**Short task**
Reproduce every entry exactly.

(Figure content listings)
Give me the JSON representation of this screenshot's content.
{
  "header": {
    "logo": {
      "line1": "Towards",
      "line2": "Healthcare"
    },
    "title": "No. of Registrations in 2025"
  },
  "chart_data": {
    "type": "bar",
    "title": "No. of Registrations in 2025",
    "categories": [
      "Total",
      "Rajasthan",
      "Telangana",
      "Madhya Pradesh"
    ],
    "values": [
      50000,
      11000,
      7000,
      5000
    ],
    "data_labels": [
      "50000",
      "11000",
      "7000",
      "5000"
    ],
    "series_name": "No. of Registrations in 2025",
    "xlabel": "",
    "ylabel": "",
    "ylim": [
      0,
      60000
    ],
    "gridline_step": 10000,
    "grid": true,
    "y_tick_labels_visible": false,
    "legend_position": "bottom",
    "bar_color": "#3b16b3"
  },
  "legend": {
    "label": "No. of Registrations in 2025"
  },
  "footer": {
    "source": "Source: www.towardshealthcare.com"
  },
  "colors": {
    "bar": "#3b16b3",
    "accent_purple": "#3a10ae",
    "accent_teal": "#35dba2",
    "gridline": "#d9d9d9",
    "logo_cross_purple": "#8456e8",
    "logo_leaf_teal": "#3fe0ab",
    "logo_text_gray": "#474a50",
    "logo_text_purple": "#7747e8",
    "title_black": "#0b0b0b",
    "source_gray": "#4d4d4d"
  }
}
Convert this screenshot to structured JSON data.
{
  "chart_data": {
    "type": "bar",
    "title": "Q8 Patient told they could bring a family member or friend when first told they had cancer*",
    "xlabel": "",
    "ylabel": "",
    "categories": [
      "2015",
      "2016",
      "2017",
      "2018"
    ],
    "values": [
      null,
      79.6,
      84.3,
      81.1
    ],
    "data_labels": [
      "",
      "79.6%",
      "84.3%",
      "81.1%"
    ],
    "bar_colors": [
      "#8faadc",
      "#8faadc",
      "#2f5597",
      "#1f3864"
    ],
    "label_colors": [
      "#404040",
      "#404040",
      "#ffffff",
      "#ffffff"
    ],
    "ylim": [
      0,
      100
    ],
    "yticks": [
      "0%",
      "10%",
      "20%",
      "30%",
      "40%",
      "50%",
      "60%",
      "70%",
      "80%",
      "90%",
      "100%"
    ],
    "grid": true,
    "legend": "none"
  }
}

**Finished task**
Give me the JSON representation of this screenshot's content.
{
  "header": {
    "logo": {
      "line1": "Towards",
      "line2": "Healthcare"
    },
    "title": "No. of Registrations in 2025"
  },
  "chart_data": {
    "type": "bar",
    "title": "No. of Registrations in 2025",
    "categories": [
      "Total",
      "Rajasthan",
      "Telangana",
      "Madhya Pradesh"
    ],
    "values": [
      50000,
      11000,
      7000,
      5000
    ],
    "data_labels": [
      "50000",
      "11000",
      "7000",
      "5000"
    ],
    "series_name": "No. of Registrations in 2025",
    "xlabel": "",
    "ylabel": "",
    "ylim": [
      0,
      60000
    ],
    "gridline_step": 10000,
    "grid": true,
    "y_tick_labels_visible": false,
    "legend_position": "bottom",
    "bar_color": "#3b16b3"
  },
  "legend": {
    "label": "No. of Registrations in 2025"
  },
  "footer": {
    "source": "Source: www.towardshealthcare.com"
  },
  "colors": {
    "bar": "#3b16b3",
    "accent_purple": "#3a10ae",
    "accent_teal": "#35dba2",
    "gridline": "#d9d9d9",
    "logo_cross_purple": "#8456e8",
    "logo_leaf_teal": "#3fe0ab",
    "logo_text_gray": "#474a50",
    "logo_text_purple": "#7747e8",
    "title_black": "#0b0b0b",
    "source_gray": "#4d4d4d"
  }
}
Convert this screenshot to structured JSON data.
{
  "chart_data": {
    "type": "bar",
    "title": "Q8 Patient told they could bring a family member or friend when first told they had cancer*",
    "xlabel": "",
    "ylabel": "",
    "categories": [
      "2015",
      "2016",
      "2017",
      "2018"
    ],
    "values": [
      null,
      79.6,
      84.3,
      81.1
    ],
    "data_labels": [
      "",
      "79.6%",
      "84.3%",
      "81.1%"
    ],
    "bar_colors": [
      "#8faadc",
      "#8faadc",
      "#2f5597",
      "#1f3864"
    ],
    "label_colors": [
      "#404040",
      "#404040",
      "#ffffff",
      "#ffffff"
    ],
    "ylim": [
      0,
      100
    ],
    "yticks": [
      "0%",
      "10%",
      "20%",
      "30%",
      "40%",
      "50%",
      "60%",
      "70%",
      "80%",
      "90%",
      "100%"
    ],
    "grid": true,
    "legend": "none"
  }
}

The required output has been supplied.